* _Task prompt_: Return the records word for word. Any pictures in them are not part of the copy.

Saved data entries:
####

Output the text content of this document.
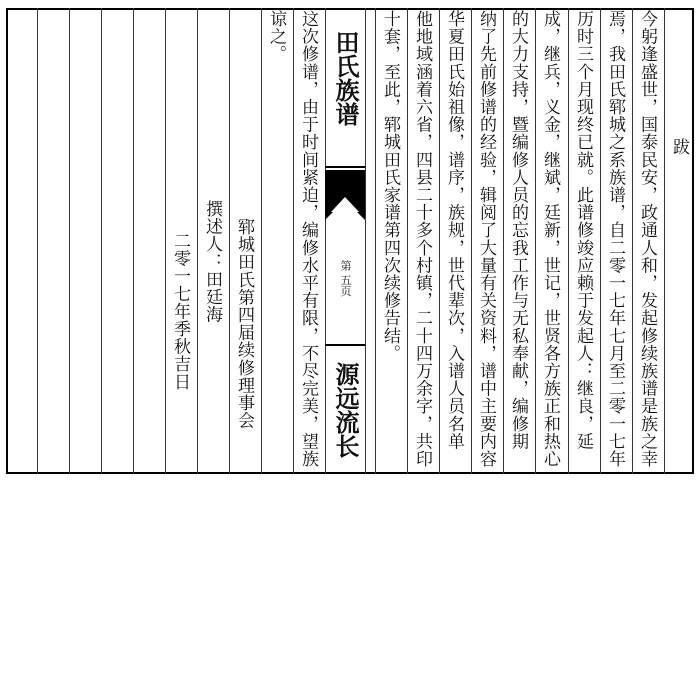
跋
今躬逢盛世，国泰民安，政通人和，发起修续族谱是族之幸
焉，我田氏郓城之系族谱，自二零一七年七月至二零一七年
历时三个月现终已就。此谱修竣应赖于发起人：继良，延
成，继兵，义金，继斌，廷新，世记，世贤各方族正和热心
的大力支持，暨编修人员的忘我工作与无私奉献，编修期
纳了先前修谱的经验，辑阅了大量有关资料，谱中主要内容
华夏田氏始祖像，谱序，族规，世代辈次，入谱人员名单
他地域涵着六省，四县二十多个村镇，二十四万余字，共印
十套，至此，郓城田氏家谱第四次续修告结。
田氏族谱
第 五页
源远流长
这次修谱，由于时间紧迫，编修水平有限，不尽完美，望族
谅之。
郓城田氏第四届续修理事会
撰述人：田廷海
二零一七年季秋吉日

####

* _Correct response_:
Output the text content of this document.
跋
今躬逢盛世，国泰民安，政通人和，发起修续族谱是族之幸
焉，我田氏郓城之系族谱，自二零一七年七月至二零一七年
历时三个月现终已就。此谱修竣应赖于发起人：继良，延
成，继兵，义金，继斌，廷新，世记，世贤各方族正和热心
的大力支持，暨编修人员的忘我工作与无私奉献，编修期
纳了先前修谱的经验，辑阅了大量有关资料，谱中主要内容
华夏田氏始祖像，谱序，族规，世代辈次，入谱人员名单
他地域涵着六省，四县二十多个村镇，二十四万余字，共印
十套，至此，郓城田氏家谱第四次续修告结。
田氏族谱
第 五页
源远流长
这次修谱，由于时间紧迫，编修水平有限，不尽完美，望族
谅之。
郓城田氏第四届续修理事会
撰述人：田廷海
二零一七年季秋吉日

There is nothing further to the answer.